> TRECHO APRESENTADO
/---

Impactos diferentes em cada região
A Ucrânia está entre os maiores países da Europa. Esse fator contribui para que os impactos da guerra sejam diferentes em cada região do país. Cidades a oeste, por exemplo, têm servido de apoio às tropas que estão concentradas no leste e no sul da Ucrânia.
Mas independentemente da região, para o professor de Relações Internacionais da ESPM Gunther Rudzit, os impactos negativos do inverno serão sentidos principalmente pela população civil, que já está acostumada a viver com energia e gás durante o período mais frio.
“Eles tendo que voltar para a lenha, para a madeira, podem até sobreviver, mas não é todo mundo. Tem gente ainda em cidades, prédios. Como é que você consegue se manter aquecido dentro de um prédio?”, questiona.
O professor considera que a chegada do inverno também vai levar graves problemas para as linhas de contato. “Vai ser uma crise humanitária gigantesca. E vai ser um desafio para a logística militar também. Porque manter os equipamentos militares funcionando nas temperaturas negativas que chegam lá não é fácil. Será preciso uma nova logística que não foi enviada até agora para lá. Principalmente com os equipamentos modernos que estão chegando, em especial os americanos”, explica.
Ajuda estrangeira à Ucrânia
Desde que a Rússia invadiu a Ucrânia, os Estados Unidos investiram quase US$ 18 bilhões em assistência e equipamentos de guerra para a Ucrânia. Além disso, o governo de Joe Biden tem buscado apoio de outros países contra a ofensiva de Vladimir Putin.
Na última terça-feira (18), por exemplo, a embaixada norte-americana na Guatemala organizou um evento virtual com ativistas e um jornalista que trabalham na Ucrânia.
“Apesar de a Ucrânia parecer longe da América Latina, o custo da guerra de Putin está afetando a todos nós. E os custos seguem aumentando”, explicou o embaixador dos EUA na Guatemala, William Popp.
O diplomata, que já serviu como encarregado de negócios na embaixada dos EUA no Brasil, reforçou a posição do governo de Biden: “apoio constante à soberania e integridade territorial da Ucrânia. Vamos continuar a prestar assistência econômica, humanitária e de segurança, para que a Ucrânia possa se defender e cuidar deste povo”, afirmou.
O Brasil tem defendido um acordo de paz e votou a favor de uma resolução que condena a anexação de territórios ucranianos pelo Kremlin, na Assembleia-Geral da Organização das Nações Unidas (ONU). Apesar disso, o governo brasileiro optou por não adotar sanções contra a Rússia.
Ataques a estruturas de energia
A ex-chefe do Comitê de Relações Exteriores do parlamento ucraniano Hanna Hopko afirmou que “o genocídio russo não é apenas um problema europeu” e destacou dificuldades que podem ser enfrentadas no período mais gelado do ano.

\---

> ENUNCIADOS DO EXERCÍCIO
1 – Segundo o texto sobre a guerra na Ucrânia, quanto os Estados Unidos investiram em assistência e equipamentos de guerra para a Ucrânia desde a invasão russa?
2 – As afirmações a seguir concordam com o texto sobre a guerra na Ucrânia? (a) O Brasil adotou sanções contra a Rússia. (b) William Popp já serviu como encarregado de negócios na embaixada dos EUA no Brasil. (c) Cidades do oeste da Ucrânia têm servido de apoio às tropas concentradas no leste e no sul do país. Responda sim ou não a cada uma e cite as palavras do texto que decidem a resposta.
3 – Dê continuidade ao texto sobre a guerra na Ucrânia a partir da última frase, a que trata de Hanna Hopko.
O material não tem relação com o texto sobre a guerra na Ucrânia.

> DADOS FORNECIDOS
/---

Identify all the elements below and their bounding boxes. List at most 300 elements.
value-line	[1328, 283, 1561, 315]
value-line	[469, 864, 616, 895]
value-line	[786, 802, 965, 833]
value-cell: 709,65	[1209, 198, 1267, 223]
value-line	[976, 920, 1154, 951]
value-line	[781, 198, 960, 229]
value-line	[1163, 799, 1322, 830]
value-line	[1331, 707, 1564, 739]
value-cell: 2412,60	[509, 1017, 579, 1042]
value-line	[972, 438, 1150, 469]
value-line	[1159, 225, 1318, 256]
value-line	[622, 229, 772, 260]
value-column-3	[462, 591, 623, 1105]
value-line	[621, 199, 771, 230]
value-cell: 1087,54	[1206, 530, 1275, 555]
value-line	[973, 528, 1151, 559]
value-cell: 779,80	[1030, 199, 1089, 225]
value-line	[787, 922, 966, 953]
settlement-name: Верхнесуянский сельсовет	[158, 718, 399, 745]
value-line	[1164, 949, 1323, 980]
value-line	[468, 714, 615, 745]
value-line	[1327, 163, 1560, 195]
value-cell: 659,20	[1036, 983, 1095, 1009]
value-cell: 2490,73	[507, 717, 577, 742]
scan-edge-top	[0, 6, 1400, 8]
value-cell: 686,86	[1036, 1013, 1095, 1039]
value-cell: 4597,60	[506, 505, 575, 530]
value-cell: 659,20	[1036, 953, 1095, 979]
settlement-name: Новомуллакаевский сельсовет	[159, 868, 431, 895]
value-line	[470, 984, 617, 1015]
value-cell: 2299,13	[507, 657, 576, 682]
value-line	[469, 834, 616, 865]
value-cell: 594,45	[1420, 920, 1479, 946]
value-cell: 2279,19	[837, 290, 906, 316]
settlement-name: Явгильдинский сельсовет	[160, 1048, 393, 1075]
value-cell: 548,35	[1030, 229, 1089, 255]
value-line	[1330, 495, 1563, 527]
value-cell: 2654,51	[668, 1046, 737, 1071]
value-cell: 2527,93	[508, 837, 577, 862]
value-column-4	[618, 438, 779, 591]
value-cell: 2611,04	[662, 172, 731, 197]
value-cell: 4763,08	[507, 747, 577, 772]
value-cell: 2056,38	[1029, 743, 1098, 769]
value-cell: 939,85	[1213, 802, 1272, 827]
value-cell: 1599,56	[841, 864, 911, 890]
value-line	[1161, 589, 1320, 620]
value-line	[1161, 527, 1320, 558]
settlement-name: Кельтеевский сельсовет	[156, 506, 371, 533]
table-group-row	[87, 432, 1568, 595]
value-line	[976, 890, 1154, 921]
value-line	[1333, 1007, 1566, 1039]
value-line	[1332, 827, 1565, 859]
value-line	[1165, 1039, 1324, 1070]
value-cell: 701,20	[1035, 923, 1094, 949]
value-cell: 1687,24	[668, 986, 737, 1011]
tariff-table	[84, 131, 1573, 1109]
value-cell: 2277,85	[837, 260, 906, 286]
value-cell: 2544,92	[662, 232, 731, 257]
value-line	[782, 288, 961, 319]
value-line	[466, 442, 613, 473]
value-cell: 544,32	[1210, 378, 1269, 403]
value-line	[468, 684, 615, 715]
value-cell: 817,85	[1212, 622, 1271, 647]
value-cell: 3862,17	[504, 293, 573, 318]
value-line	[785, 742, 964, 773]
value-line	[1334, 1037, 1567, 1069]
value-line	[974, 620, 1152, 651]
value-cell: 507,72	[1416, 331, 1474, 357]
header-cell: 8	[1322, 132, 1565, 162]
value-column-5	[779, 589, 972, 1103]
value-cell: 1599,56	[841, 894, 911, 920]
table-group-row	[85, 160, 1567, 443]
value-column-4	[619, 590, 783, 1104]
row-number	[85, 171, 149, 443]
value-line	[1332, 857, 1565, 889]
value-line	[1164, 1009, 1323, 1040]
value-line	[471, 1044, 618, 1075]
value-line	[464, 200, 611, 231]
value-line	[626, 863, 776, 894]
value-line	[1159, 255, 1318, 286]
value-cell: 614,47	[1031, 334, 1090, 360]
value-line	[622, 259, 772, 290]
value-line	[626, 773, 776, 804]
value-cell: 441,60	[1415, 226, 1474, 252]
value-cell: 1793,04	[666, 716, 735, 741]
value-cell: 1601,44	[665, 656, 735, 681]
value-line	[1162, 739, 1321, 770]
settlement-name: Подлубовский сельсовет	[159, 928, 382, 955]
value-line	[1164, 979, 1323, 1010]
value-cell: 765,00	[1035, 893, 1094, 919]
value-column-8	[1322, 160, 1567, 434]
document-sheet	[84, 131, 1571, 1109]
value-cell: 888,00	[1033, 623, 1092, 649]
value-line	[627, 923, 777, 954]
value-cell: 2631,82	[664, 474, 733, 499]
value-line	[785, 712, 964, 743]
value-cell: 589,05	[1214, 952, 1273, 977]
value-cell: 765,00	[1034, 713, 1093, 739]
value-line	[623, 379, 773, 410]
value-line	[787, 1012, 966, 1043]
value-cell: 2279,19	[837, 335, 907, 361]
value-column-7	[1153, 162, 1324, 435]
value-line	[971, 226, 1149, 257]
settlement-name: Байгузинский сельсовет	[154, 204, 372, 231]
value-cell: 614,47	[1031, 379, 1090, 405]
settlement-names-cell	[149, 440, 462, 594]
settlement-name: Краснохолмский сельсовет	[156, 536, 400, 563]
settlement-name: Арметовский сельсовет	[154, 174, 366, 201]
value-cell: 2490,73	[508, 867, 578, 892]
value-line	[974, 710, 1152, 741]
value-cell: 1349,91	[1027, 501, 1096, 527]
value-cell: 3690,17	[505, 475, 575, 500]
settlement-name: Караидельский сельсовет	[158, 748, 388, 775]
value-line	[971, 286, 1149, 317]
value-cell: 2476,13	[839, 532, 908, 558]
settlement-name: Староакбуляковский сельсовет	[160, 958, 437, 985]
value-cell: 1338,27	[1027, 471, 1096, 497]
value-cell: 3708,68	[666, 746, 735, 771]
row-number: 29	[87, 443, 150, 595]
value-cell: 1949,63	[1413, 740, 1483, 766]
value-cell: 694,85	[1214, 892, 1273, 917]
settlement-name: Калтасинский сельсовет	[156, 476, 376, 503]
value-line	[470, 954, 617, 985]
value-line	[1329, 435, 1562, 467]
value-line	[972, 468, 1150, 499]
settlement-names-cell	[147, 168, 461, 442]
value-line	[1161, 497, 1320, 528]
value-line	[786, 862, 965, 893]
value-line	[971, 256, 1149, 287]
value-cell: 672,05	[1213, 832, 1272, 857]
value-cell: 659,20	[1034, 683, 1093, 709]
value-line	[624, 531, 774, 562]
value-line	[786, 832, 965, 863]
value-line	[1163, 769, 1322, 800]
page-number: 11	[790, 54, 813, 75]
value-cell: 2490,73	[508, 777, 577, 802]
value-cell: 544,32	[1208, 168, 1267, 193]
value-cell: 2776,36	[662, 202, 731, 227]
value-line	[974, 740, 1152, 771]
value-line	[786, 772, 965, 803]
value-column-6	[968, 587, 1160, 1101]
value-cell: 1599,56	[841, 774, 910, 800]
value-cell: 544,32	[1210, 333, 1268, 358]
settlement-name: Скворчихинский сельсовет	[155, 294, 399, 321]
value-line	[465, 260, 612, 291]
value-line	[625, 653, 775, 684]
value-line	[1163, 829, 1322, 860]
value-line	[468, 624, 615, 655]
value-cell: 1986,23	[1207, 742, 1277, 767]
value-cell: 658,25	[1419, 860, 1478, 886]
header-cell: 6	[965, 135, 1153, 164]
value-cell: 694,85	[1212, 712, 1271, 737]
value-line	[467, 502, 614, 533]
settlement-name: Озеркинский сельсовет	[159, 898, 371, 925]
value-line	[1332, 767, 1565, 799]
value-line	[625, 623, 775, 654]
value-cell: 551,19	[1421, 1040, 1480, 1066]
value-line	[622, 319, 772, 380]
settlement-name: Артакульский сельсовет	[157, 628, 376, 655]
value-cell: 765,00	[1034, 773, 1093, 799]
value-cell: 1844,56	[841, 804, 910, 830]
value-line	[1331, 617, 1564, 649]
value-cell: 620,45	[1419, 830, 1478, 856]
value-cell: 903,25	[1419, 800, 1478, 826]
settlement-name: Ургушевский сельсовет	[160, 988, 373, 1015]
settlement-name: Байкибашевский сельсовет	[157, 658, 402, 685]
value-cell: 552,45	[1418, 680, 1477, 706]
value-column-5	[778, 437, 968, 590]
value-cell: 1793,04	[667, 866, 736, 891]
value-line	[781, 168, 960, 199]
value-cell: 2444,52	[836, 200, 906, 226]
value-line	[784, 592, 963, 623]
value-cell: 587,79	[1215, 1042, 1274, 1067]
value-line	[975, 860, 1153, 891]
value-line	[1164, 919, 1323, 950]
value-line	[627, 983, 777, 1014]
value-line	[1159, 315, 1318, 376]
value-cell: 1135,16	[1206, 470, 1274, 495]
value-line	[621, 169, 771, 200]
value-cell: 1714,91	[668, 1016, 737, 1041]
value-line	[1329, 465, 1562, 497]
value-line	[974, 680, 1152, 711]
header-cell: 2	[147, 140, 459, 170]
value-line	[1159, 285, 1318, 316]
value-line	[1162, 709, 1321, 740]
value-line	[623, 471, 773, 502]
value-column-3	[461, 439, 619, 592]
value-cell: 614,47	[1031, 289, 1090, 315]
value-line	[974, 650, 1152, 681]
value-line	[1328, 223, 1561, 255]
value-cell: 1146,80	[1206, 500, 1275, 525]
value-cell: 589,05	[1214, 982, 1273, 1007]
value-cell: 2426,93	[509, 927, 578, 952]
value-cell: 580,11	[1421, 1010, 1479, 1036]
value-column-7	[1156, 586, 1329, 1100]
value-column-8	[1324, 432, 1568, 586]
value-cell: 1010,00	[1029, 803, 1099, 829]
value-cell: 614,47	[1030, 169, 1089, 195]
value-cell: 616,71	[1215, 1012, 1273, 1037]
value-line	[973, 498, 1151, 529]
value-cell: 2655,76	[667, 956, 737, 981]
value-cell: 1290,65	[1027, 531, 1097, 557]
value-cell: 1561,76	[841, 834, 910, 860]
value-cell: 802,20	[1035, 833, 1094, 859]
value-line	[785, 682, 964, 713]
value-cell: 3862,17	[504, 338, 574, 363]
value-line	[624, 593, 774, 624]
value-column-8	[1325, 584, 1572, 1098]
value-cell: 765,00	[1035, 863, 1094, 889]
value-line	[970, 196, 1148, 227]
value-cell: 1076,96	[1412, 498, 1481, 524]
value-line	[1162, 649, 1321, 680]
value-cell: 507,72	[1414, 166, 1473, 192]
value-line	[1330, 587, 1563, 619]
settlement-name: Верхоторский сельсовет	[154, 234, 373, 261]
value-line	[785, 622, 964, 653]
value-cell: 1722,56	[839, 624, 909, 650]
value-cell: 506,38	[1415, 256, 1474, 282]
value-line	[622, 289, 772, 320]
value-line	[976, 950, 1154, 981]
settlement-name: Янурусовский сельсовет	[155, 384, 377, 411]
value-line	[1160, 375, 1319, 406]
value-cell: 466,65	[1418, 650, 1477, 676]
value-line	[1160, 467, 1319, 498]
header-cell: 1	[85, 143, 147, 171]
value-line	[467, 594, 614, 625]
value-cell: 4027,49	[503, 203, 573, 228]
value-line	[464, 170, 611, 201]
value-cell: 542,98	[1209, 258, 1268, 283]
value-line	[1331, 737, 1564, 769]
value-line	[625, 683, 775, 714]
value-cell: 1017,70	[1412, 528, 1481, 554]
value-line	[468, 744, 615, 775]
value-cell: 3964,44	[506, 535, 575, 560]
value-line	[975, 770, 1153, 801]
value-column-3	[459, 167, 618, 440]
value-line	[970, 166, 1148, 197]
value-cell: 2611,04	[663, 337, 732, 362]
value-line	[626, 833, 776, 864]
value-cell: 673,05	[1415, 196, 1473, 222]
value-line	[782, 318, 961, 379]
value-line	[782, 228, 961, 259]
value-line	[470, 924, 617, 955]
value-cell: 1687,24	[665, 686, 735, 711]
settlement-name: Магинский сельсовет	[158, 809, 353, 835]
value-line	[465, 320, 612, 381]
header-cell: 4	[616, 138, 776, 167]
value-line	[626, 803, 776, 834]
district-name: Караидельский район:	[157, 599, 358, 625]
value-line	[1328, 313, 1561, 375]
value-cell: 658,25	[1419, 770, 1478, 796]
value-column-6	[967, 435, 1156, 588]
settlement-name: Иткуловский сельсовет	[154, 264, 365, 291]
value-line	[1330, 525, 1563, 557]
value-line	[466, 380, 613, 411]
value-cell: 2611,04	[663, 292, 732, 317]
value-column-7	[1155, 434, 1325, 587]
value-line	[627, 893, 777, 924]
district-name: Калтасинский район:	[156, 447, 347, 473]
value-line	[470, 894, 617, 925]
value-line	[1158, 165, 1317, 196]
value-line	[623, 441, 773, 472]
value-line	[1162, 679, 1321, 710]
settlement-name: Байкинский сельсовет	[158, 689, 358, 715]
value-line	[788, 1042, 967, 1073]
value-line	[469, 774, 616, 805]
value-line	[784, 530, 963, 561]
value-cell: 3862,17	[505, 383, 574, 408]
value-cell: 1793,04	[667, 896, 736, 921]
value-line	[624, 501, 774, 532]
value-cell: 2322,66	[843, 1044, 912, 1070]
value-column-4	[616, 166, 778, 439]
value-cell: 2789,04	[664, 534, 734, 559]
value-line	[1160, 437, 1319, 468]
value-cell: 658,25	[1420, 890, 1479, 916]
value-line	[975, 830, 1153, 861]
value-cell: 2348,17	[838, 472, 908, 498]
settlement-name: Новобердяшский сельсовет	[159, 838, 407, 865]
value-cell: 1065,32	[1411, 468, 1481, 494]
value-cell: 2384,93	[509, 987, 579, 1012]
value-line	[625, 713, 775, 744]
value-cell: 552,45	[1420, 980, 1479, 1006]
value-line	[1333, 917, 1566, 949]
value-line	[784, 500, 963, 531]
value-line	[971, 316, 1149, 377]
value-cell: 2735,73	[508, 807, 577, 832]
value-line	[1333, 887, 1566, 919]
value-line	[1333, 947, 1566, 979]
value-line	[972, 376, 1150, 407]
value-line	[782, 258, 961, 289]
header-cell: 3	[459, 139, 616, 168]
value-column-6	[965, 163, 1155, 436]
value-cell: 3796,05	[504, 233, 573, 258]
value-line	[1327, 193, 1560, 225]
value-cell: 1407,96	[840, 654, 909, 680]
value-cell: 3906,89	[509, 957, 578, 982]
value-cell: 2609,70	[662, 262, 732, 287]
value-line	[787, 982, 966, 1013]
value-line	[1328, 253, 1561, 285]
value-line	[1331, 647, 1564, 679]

\---

> RESPOSTAS POR TAREFA
1 – Quase US$ 18 bilhões.

2 –
(a) Não: "o governo brasileiro optou por não adotar sanções contra a Rússia."
(b) Sim: "O diplomata, que já serviu como encarregado de negócios na embaixada dos EUA no Brasil".
(c) Sim: "Cidades a oeste, por exemplo, têm servido de apoio às tropas que estão concentradas no leste e no sul da Ucrânia."

3 –
A especialista em direitos humanos acredita que o governo russo buscará destruir estruturas de energia antes do inverno, para congelar as cidades e criar condições de empregar uma estratégia que já foi utilizada pela então União Soviética no século passado: a fome coletiva.
No início da década de 1930, o regime liderado por Joseph Stalin impôs um período conhecido como A Grande Fome, no qual a colheita de grãos e cereais de camponeses de países da URSS eram controlados pelo Estado. O período, chamado na Ucrânia de Holodomor, cuja tradução significa algo como “deixar morrer de fome”, deixou milhões de mortos. A estratégia, segundo Hopko, faz parte de um plano russo de utilizar o inverno como arma.
Em contrapartida, a ex-parlamentar, que atualmente compõe o Centro de Anticorrupção da Ucrânia (AntAC em inglês), acredita ser possível evitar mais ataques às estruturas ucranianas com reforços aos sistemas de defesa antiaérea e reparos em centrais danificadas.
A especialista disse que a Ucrânia compreendeu a estratégia dos russos e citou os recentes ataques de drones a usinas de energia. “Isso não vai parar a nossa luta, nossa contraofensiva, operações e busca pelos territórios. Esperamos que os europeus desenvolvam uma estratégia de pacificação energética e não permitam que a Rússia chantageie toda a Europa, utilizando a energia como arma.” Hopko afirmou ainda que prefeitos das grandes cidades ucranianas estão sendo preparados para elaborar planos de resposta aos ataques às infraestruturas críticas.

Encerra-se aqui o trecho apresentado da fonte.